[Opening SELECTED EXCERPT section]

The Role of Policy Uncertainty

To shed light on the role of uncertainty in holding back investment, this subsection investigates whether investment in sectors that are more sensitive to uncertainty is lower during times of elevated economy-wide uncertainty.

The approach is analogous to the difference-in-difference approach adopted in the last subsection. The premise is that if the uncertainty channel is important in suppressing investment, this should be reflected in a relatively worse performance, during times of high economy-wide uncertainty, of those sectors more sensitive to uncertainty compared with those sectors that are less sensitive to uncertainty. A firm’s sensitivity to economy-wide uncertainty is measured by the usual correlation of its stock return with economy-wide uncertainty, after the overall market return is controlled for35. Economy-wide uncertainty is, in turn, based on Baker, Bloom, and Davis’s (2013) news-based measures of economic policy uncertainty, used in the analysis earlier in the chapter. Intuitively, sectors that emerge as the most sensitive to uncertainty include those that could plausibly be expected to have particularly lumpy and irreversible investment decisions, such as, for example, concrete work; those least sensitive include, for example, veterinary services36.

The estimation results are broadly consistent with the view that a rise in economy-wide uncertainty causes firms to invest less. In particular, as reported in Table 4.2, sectors that are more sensitive to uncertainty experience a larger fall in investment relative to less sensitive sectors during times of high economy-wide uncertainty. The results are economically and statistically significant. They imply that, during spikes in economy-wide stock market volatility (in the top 10 percent of episodes, which generally corresponds to 2008–09 in the sample), investment in those sectors more sensitive to uncertainty (those in the top 25 percent of the distribution) falls by 1.3 percentage points more than investment in the less sensitive sectors (those in the lowest 25 percent). This differential amounts to about 8 percent of the median investment rate of 16 percentage points (1.3/16)37.

Table 4.2.Firm-Level Evidence: Policy Uncertainty Channel
(1)(2)(3)
Dependent variable: Ratio of firm investment to lagged capital
Market Volatility x Policy Uncertainty Sensitivity−0.010*−0.028***−0.017**
(0.006)(0.008)(0.008)
Bank Crisis x Financial Dependence−0.024***−0.023**
(0.007)(0.007)
Sales-to-Lagged-Capital Ratio0.008***
(0.000)
Lagged Tobin’s Q0.042***
(0.002)
Fixed Effects
FirmYYY
Sector x YearYYY
Country x YearYYY
Number of Observations202,211160,476159,645
R20.030.030.13
Sources: Haver Analytics; national authorities; Thomson Reuters Worldscope; and IMF staff calculations.Note: The table presents results from a panel regression with fixed effects at the firm, sector-year, and country-year levels. Market volatility is measured as the standard deviation of weekly returns of the country-level stock market index. Policy uncertainty sensitivity is based on Baker, Bloom, and Davis’s (2013) news-based measures of economic policy uncertainty. Bank crisis dates are as identified in Laeven and Valencia 2012. Standard errors are in parentheses.*p < .10; **p < .05; ***p < .01.

[Closing SELECTED EXCERPT section]

** WHAT IS EXPECTED **
List every source that the policy uncertainty excerpt credits for its table. The lines that come next are separate material and have no connection to the policy uncertainty excerpt.

[Opening INFORMATION section]

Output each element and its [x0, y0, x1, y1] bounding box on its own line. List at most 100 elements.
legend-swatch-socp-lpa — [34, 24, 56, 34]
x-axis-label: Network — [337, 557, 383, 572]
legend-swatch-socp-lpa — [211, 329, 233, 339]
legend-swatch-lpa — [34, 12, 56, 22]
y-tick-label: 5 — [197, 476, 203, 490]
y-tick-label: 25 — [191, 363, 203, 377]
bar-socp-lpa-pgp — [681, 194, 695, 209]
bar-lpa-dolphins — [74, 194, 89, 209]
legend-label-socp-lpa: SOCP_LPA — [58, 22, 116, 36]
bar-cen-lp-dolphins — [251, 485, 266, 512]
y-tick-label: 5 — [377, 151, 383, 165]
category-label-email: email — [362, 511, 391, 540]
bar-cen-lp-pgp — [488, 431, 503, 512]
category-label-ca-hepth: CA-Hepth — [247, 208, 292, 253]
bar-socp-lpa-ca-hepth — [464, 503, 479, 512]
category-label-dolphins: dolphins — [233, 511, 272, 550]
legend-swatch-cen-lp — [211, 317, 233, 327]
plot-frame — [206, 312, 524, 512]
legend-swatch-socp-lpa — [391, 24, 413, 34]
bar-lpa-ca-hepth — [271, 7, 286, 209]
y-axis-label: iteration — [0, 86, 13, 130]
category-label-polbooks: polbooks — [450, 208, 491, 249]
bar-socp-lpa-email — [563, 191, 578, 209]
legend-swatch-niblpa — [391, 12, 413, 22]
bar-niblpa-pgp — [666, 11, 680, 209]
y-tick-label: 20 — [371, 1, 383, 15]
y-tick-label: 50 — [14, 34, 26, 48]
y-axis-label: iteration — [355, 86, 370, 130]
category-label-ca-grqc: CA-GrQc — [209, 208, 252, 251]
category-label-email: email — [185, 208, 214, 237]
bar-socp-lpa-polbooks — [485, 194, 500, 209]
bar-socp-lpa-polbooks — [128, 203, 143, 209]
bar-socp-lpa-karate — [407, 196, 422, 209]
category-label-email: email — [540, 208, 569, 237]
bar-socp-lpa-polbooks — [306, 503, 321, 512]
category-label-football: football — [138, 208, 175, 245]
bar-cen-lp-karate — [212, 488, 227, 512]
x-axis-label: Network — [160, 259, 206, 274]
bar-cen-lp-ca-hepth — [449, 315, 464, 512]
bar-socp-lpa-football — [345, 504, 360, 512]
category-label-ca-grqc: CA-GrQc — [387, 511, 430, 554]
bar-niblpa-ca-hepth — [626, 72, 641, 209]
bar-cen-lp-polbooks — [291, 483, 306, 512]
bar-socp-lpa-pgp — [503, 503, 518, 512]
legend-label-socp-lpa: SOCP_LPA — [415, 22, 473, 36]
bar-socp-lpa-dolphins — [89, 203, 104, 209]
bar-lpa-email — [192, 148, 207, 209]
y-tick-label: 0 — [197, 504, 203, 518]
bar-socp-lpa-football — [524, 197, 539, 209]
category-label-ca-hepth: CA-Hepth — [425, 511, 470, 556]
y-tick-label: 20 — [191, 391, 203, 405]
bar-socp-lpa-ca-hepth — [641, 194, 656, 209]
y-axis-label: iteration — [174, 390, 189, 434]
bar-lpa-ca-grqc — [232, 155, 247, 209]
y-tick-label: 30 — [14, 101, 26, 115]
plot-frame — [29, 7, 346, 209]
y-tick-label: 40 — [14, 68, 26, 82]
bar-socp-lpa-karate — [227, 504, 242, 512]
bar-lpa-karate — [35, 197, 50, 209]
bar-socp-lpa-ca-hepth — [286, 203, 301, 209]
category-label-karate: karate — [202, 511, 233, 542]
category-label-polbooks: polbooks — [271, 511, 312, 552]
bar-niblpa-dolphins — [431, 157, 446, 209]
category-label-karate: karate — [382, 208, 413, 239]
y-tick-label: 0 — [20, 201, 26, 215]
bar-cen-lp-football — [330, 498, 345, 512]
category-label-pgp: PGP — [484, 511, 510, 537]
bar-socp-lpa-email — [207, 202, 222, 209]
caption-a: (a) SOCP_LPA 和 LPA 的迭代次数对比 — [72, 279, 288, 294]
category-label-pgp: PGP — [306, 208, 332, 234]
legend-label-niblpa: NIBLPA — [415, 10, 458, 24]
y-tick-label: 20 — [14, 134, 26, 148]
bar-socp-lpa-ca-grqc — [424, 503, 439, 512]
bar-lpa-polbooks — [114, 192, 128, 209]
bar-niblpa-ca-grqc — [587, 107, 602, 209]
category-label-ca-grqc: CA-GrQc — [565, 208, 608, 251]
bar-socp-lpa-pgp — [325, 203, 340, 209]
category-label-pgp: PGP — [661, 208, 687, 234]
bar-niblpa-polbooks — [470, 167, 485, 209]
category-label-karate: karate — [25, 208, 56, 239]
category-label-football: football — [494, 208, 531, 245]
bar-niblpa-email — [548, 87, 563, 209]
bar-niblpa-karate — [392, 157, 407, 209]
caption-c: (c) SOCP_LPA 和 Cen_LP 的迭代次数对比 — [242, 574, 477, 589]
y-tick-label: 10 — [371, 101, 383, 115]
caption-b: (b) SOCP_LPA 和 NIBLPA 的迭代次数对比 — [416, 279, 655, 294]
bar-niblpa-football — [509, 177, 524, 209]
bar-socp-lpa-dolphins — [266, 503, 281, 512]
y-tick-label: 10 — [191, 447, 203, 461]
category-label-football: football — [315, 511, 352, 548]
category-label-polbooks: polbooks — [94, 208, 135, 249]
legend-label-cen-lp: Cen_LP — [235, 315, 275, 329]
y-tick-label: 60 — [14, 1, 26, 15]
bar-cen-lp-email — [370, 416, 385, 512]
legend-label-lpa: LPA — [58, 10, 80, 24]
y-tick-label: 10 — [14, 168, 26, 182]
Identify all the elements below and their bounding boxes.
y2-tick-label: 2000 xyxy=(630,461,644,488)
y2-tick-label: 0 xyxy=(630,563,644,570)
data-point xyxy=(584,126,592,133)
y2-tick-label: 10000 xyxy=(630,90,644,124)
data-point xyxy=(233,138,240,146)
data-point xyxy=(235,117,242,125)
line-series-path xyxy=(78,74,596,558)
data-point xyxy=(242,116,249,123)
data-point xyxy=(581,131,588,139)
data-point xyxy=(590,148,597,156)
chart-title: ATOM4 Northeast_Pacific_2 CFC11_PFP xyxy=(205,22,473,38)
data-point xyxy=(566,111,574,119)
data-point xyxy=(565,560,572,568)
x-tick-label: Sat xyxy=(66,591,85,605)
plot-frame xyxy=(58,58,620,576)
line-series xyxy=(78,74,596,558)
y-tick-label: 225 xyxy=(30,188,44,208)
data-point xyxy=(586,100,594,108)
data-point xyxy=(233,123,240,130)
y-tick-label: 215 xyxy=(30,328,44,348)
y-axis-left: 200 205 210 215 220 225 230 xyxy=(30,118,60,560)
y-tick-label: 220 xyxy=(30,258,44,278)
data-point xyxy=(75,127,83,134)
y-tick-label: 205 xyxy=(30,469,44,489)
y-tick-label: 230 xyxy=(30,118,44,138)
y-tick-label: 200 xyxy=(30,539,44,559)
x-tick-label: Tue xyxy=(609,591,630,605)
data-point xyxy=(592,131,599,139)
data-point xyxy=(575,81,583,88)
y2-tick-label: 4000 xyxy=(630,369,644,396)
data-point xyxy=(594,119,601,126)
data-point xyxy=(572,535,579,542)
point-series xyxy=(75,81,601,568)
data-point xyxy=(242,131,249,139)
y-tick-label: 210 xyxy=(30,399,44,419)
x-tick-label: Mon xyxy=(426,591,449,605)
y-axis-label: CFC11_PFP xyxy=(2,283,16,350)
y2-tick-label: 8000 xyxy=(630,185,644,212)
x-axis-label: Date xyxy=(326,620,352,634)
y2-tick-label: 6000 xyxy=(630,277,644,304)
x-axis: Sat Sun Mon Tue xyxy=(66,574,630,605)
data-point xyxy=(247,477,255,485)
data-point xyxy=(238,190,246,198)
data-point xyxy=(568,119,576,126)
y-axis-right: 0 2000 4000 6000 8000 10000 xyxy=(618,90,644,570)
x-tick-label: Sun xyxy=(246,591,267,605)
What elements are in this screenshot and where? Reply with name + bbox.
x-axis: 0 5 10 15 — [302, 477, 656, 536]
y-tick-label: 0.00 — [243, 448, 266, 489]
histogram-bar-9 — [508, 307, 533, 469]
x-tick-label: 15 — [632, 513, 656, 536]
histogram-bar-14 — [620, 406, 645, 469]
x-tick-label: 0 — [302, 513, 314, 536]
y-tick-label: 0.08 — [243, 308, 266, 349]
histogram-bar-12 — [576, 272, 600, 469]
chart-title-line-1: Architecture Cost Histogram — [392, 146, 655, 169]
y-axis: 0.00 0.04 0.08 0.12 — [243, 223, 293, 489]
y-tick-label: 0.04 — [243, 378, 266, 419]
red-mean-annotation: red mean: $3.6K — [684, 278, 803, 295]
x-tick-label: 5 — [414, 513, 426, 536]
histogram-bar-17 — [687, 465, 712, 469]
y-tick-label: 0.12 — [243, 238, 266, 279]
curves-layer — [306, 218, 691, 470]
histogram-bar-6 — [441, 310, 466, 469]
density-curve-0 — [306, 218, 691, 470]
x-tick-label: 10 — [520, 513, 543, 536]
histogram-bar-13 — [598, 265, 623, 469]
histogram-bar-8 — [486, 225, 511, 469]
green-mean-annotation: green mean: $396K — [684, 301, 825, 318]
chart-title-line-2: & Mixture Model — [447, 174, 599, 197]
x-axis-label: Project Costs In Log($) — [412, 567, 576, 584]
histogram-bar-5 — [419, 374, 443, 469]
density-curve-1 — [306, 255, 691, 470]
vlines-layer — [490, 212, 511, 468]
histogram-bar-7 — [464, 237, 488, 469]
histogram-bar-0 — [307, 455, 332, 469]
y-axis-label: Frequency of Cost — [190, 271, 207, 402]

[Closing INFORMATION section]

** TASK RESPONSE **
Haver Analytics; national authorities; Thomson Reuters Worldscope; IMF staff calculations